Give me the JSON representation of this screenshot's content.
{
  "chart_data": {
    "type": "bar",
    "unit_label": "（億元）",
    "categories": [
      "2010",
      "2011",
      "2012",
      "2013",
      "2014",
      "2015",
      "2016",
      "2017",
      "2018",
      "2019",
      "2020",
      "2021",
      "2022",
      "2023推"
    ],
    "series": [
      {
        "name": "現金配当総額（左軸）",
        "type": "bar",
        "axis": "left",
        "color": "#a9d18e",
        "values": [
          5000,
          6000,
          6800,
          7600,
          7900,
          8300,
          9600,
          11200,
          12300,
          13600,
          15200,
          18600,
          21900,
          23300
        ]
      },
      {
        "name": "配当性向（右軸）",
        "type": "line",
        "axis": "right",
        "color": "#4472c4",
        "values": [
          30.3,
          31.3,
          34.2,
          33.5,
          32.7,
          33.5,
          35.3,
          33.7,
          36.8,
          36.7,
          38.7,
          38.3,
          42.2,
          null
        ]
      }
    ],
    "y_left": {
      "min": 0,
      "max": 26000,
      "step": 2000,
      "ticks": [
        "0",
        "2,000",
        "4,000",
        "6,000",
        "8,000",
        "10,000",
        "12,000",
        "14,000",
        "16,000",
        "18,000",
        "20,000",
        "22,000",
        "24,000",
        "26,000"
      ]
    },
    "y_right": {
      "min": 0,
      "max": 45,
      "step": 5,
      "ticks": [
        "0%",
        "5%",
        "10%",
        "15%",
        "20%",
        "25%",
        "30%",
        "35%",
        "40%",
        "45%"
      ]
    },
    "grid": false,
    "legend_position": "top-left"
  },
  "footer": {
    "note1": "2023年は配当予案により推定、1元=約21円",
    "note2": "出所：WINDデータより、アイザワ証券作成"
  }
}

◇ ◇ ◇ ◇ ◇

[Required task] Reproduce the records above exactly as they appear.

[Answer to this problem]
Give me the JSON representation of this screenshot's content.
{
  "chart_data": {
    "type": "bar",
    "unit_label": "（億元）",
    "categories": [
      "2010",
      "2011",
      "2012",
      "2013",
      "2014",
      "2015",
      "2016",
      "2017",
      "2018",
      "2019",
      "2020",
      "2021",
      "2022",
      "2023推"
    ],
    "series": [
      {
        "name": "現金配当総額（左軸）",
        "type": "bar",
        "axis": "left",
        "color": "#a9d18e",
        "values": [
          5000,
          6000,
          6800,
          7600,
          7900,
          8300,
          9600,
          11200,
          12300,
          13600,
          15200,
          18600,
          21900,
          23300
        ]
      },
      {
        "name": "配当性向（右軸）",
        "type": "line",
        "axis": "right",
        "color": "#4472c4",
        "values": [
          30.3,
          31.3,
          34.2,
          33.5,
          32.7,
          33.5,
          35.3,
          33.7,
          36.8,
          36.7,
          38.7,
          38.3,
          42.2,
          null
        ]
      }
    ],
    "y_left": {
      "min": 0,
      "max": 26000,
      "step": 2000,
      "ticks": [
        "0",
        "2,000",
        "4,000",
        "6,000",
        "8,000",
        "10,000",
        "12,000",
        "14,000",
        "16,000",
        "18,000",
        "20,000",
        "22,000",
        "24,000",
        "26,000"
      ]
    },
    "y_right": {
      "min": 0,
      "max": 45,
      "step": 5,
      "ticks": [
        "0%",
        "5%",
        "10%",
        "15%",
        "20%",
        "25%",
        "30%",
        "35%",
        "40%",
        "45%"
      ]
    },
    "grid": false,
    "legend_position": "top-left"
  },
  "footer": {
    "note1": "2023年は配当予案により推定、1元=約21円",
    "note2": "出所：WINDデータより、アイザワ証券作成"
  }
}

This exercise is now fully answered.